Exercise objective
Repeat the material below exactly, with no pictures.

Data supplied
=-=-=-=-=

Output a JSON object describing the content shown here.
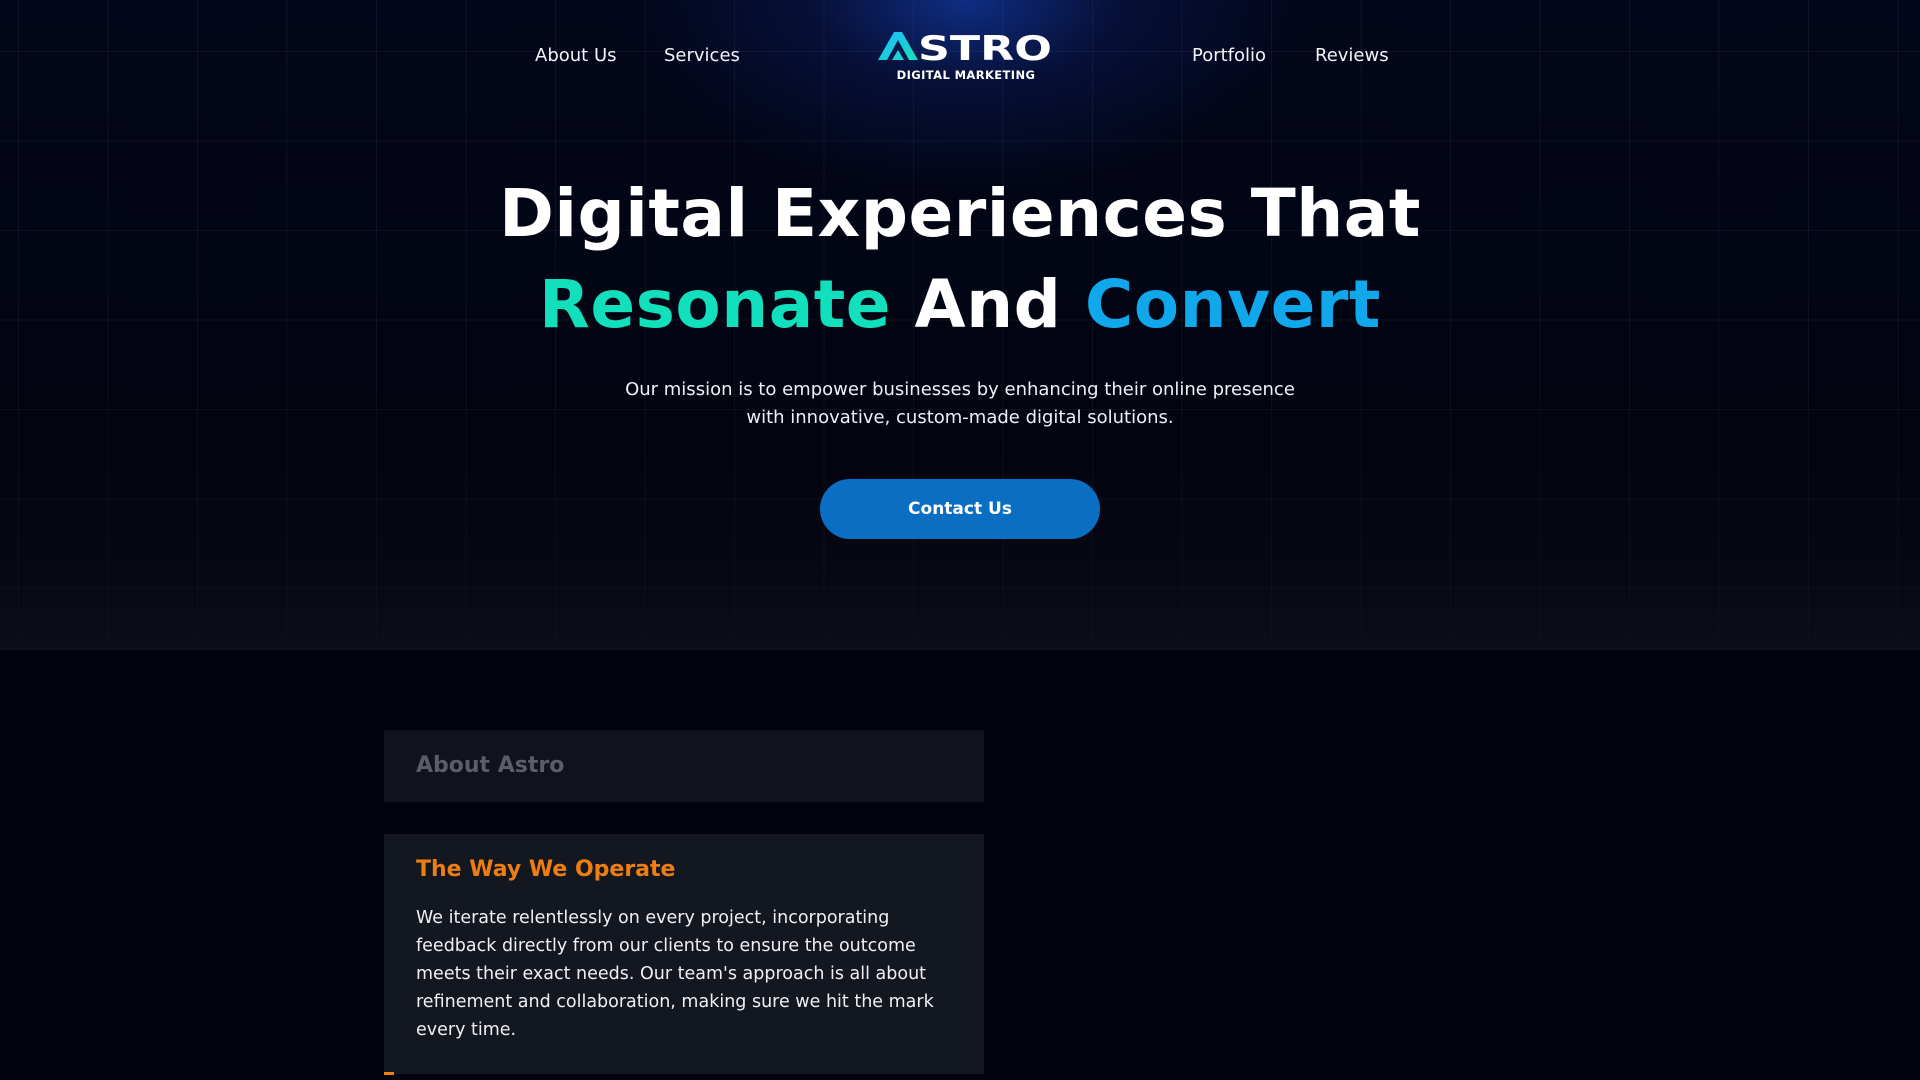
{
  "nav": {
    "left": [
      "About Us",
      "Services"
    ],
    "right": [
      "Portfolio",
      "Reviews"
    ]
  },
  "logo": {
    "wordmark": "ASTRO",
    "subtitle": "DIGITAL MARKETING",
    "colors": {
      "gradient_start": "#1fb8ff",
      "gradient_end": "#14e3b8",
      "text": "#ffffff"
    }
  },
  "hero": {
    "headline_line1": "Digital Experiences That",
    "headline_line2": {
      "word1": "Resonate",
      "word2": "And",
      "word3": "Convert"
    },
    "mission_line1": "Our mission is to empower businesses by enhancing their online presence",
    "mission_line2": "with innovative, custom-made digital solutions.",
    "cta_label": "Contact Us"
  },
  "about": {
    "tab_label": "About Astro",
    "card_title": "The Way We Operate",
    "card_body": "We iterate relentlessly on every project, incorporating feedback directly from our clients to ensure the outcome meets their exact needs. Our team's approach is all about refinement and collaboration, making sure we hit the mark every time."
  },
  "colors": {
    "background": "#02040d",
    "accent_teal": "#12e0bc",
    "accent_blue": "#10a8ea",
    "button": "#0a6fc2",
    "card_title": "#ee7d12",
    "card_bg": "#131820"
  }
}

=-=-=-=-=

Finished answer
Output a JSON object describing the content shown here.
{
  "nav": {
    "left": [
      "About Us",
      "Services"
    ],
    "right": [
      "Portfolio",
      "Reviews"
    ]
  },
  "logo": {
    "wordmark": "ASTRO",
    "subtitle": "DIGITAL MARKETING",
    "colors": {
      "gradient_start": "#1fb8ff",
      "gradient_end": "#14e3b8",
      "text": "#ffffff"
    }
  },
  "hero": {
    "headline_line1": "Digital Experiences That",
    "headline_line2": {
      "word1": "Resonate",
      "word2": "And",
      "word3": "Convert"
    },
    "mission_line1": "Our mission is to empower businesses by enhancing their online presence",
    "mission_line2": "with innovative, custom-made digital solutions.",
    "cta_label": "Contact Us"
  },
  "about": {
    "tab_label": "About Astro",
    "card_title": "The Way We Operate",
    "card_body": "We iterate relentlessly on every project, incorporating feedback directly from our clients to ensure the outcome meets their exact needs. Our team's approach is all about refinement and collaboration, making sure we hit the mark every time."
  },
  "colors": {
    "background": "#02040d",
    "accent_teal": "#12e0bc",
    "accent_blue": "#10a8ea",
    "button": "#0a6fc2",
    "card_title": "#ee7d12",
    "card_bg": "#131820"
  }
}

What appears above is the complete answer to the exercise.